THE EXERCISE: Copy out the lines that include the word "prospects".

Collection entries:
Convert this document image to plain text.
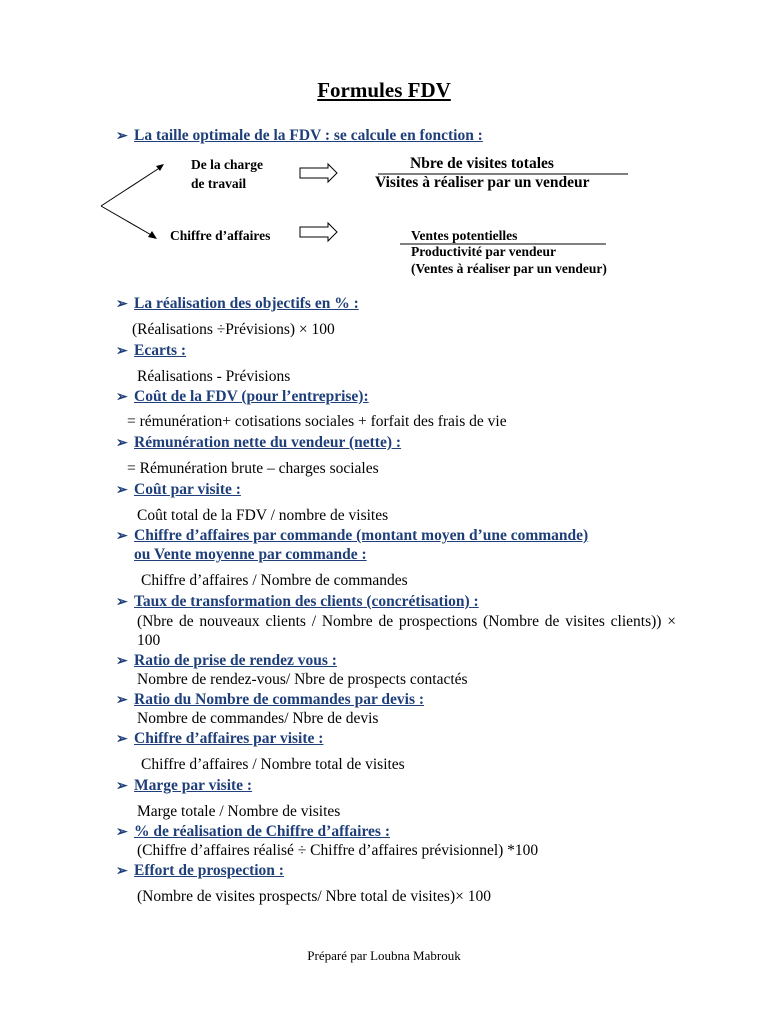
Formules FDV
➢ La taille optimale de la FDV : se calcule en fonction :
De la charge
de travail
Nbre de visites totales
Visites à réaliser par un vendeur
Chiffre d’affaires	Ventes potentielles
Productivité par vendeur
(Ventes à réaliser par un vendeur)
➢ La réalisation des objectifs en % :
(Réalisations ÷Prévisions) × 100
➢ Ecarts :
Réalisations - Prévisions
➢ Coût de la FDV (pour l’entreprise):
= rémunération+ cotisations sociales + forfait des frais de vie
➢ Rémunération nette du vendeur (nette) :
= Rémunération brute – charges sociales
➢ Coût par visite :
Coût total de la FDV / nombre de visites
➢ Chiffre d’affaires par commande (montant moyen d’une commande)
ou Vente moyenne par commande :
Chiffre d’affaires / Nombre de commandes
➢ Taux de transformation des clients (concrétisation) :
(Nbre de nouveaux clients / Nombre de prospections (Nombre de visites clients)) × 100
➢ Ratio de prise de rendez vous :
Nombre de rendez-vous/ Nbre de prospects contactés
➢ Ratio du Nombre de commandes par devis :
Nombre de commandes/ Nbre de devis
➢ Chiffre d’affaires par visite :
Chiffre d’affaires / Nombre total de visites
➢ Marge par visite :
Marge totale / Nombre de visites
➢ % de réalisation de Chiffre d’affaires :
(Chiffre d’affaires réalisé ÷ Chiffre d’affaires prévisionnel) *100
➢ Effort de prospection :
(Nombre de visites prospects/ Nbre total de visites)× 100
Préparé par Loubna Mabrouk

FULL OUTPUT:
Nombre de rendez-vous/ Nbre de prospects contactés
(Nombre de visites prospects/ Nbre total de visites)× 100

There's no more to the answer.